PROBLEM TO SOLVE: Copy out every line of the records where the string "this" occurs.

── DATASET ENTRIES ──

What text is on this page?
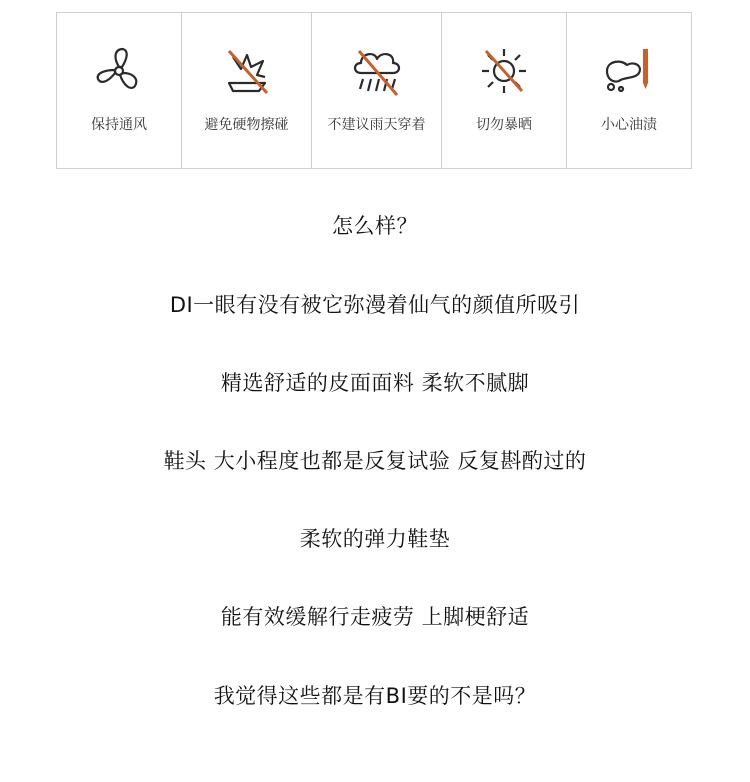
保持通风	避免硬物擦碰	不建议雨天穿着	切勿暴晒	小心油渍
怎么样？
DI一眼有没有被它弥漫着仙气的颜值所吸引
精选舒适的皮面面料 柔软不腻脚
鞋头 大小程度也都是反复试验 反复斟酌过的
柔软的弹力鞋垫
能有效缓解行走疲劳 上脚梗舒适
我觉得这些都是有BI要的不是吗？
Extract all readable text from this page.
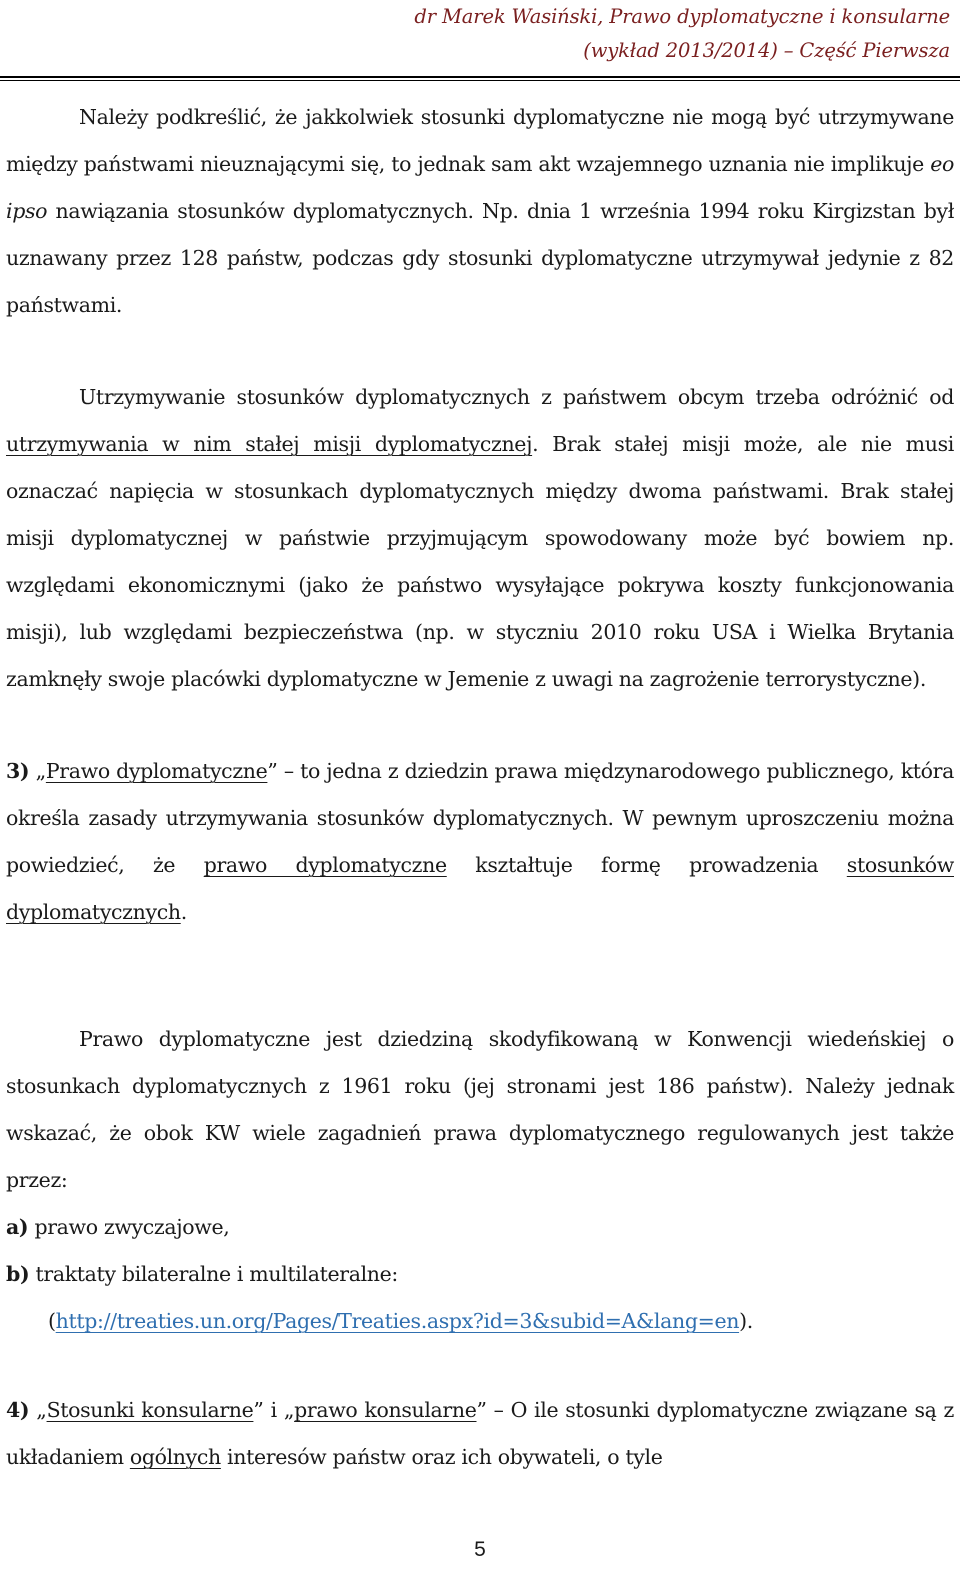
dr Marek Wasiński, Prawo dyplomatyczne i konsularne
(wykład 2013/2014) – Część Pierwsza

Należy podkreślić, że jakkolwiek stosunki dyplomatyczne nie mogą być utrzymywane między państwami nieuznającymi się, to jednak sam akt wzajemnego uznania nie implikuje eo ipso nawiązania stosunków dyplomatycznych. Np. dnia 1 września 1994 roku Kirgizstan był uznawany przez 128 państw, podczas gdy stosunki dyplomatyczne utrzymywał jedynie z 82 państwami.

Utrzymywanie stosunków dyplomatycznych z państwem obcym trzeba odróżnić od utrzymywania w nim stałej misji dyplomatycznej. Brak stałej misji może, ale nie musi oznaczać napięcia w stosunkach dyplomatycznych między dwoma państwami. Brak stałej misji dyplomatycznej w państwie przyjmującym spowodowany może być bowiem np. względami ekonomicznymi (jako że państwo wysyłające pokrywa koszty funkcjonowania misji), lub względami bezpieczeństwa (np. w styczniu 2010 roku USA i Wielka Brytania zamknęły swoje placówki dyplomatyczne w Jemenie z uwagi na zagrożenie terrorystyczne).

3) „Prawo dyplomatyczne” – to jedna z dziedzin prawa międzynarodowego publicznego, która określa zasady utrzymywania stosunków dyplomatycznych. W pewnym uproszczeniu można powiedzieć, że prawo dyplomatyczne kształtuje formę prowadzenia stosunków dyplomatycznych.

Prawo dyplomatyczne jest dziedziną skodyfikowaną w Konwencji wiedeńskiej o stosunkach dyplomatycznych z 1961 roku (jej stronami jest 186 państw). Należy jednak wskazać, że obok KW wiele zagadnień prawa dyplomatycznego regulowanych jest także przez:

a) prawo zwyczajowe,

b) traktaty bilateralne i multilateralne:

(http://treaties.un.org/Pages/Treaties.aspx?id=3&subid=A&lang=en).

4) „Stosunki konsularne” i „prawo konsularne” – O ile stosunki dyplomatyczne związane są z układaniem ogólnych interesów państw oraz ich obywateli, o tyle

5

───
── DATASET ENTRIES ──

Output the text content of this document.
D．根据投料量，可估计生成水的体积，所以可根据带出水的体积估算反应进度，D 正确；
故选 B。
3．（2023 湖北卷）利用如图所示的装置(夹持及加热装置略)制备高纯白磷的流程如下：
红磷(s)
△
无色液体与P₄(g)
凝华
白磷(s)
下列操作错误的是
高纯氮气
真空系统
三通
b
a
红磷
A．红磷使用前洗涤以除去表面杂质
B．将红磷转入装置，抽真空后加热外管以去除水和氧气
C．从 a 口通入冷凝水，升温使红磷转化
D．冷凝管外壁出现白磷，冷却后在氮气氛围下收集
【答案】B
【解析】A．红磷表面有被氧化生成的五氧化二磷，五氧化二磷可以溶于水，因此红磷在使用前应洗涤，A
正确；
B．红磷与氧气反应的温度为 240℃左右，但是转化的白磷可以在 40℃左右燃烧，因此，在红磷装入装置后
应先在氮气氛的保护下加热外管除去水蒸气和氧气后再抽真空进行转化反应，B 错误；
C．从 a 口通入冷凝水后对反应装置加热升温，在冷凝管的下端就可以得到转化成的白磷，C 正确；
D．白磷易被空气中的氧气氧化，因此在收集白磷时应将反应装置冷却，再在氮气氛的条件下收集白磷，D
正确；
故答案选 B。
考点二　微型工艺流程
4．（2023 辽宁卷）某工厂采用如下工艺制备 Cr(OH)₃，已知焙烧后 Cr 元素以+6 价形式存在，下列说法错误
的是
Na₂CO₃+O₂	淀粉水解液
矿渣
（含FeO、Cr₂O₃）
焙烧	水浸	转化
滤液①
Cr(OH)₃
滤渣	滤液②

───

TASK SOLUTION:
What text is on this page?
Extract all readable text from this page.
Output the text content of this document.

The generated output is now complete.